• Task details:
Every record should be written out exactly, please.

• Entries:
begin
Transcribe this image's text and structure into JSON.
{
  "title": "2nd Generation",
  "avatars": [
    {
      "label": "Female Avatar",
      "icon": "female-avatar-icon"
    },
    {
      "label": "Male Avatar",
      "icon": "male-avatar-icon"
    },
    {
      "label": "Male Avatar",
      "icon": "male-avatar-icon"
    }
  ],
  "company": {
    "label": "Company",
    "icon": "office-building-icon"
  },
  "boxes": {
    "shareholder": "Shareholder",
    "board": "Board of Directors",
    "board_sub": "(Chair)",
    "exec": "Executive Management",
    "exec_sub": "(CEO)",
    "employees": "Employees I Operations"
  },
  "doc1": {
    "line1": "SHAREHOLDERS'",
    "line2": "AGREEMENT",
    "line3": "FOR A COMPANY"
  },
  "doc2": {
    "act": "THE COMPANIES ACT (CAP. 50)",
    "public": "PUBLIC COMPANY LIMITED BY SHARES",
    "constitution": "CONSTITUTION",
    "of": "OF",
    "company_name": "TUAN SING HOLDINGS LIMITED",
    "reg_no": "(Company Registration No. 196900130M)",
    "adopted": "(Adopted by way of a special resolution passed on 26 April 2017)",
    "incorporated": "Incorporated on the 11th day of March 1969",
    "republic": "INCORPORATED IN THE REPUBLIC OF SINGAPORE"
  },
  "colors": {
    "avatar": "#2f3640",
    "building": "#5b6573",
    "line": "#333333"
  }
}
end
• Output of the exercise:
Transcribe this image's text and structure into JSON.
{
  "title": "2nd Generation",
  "avatars": [
    {
      "label": "Female Avatar",
      "icon": "female-avatar-icon"
    },
    {
      "label": "Male Avatar",
      "icon": "male-avatar-icon"
    },
    {
      "label": "Male Avatar",
      "icon": "male-avatar-icon"
    }
  ],
  "company": {
    "label": "Company",
    "icon": "office-building-icon"
  },
  "boxes": {
    "shareholder": "Shareholder",
    "board": "Board of Directors",
    "board_sub": "(Chair)",
    "exec": "Executive Management",
    "exec_sub": "(CEO)",
    "employees": "Employees I Operations"
  },
  "doc1": {
    "line1": "SHAREHOLDERS'",
    "line2": "AGREEMENT",
    "line3": "FOR A COMPANY"
  },
  "doc2": {
    "act": "THE COMPANIES ACT (CAP. 50)",
    "public": "PUBLIC COMPANY LIMITED BY SHARES",
    "constitution": "CONSTITUTION",
    "of": "OF",
    "company_name": "TUAN SING HOLDINGS LIMITED",
    "reg_no": "(Company Registration No. 196900130M)",
    "adopted": "(Adopted by way of a special resolution passed on 26 April 2017)",
    "incorporated": "Incorporated on the 11th day of March 1969",
    "republic": "INCORPORATED IN THE REPUBLIC OF SINGAPORE"
  },
  "colors": {
    "avatar": "#2f3640",
    "building": "#5b6573",
    "line": "#333333"
  }
}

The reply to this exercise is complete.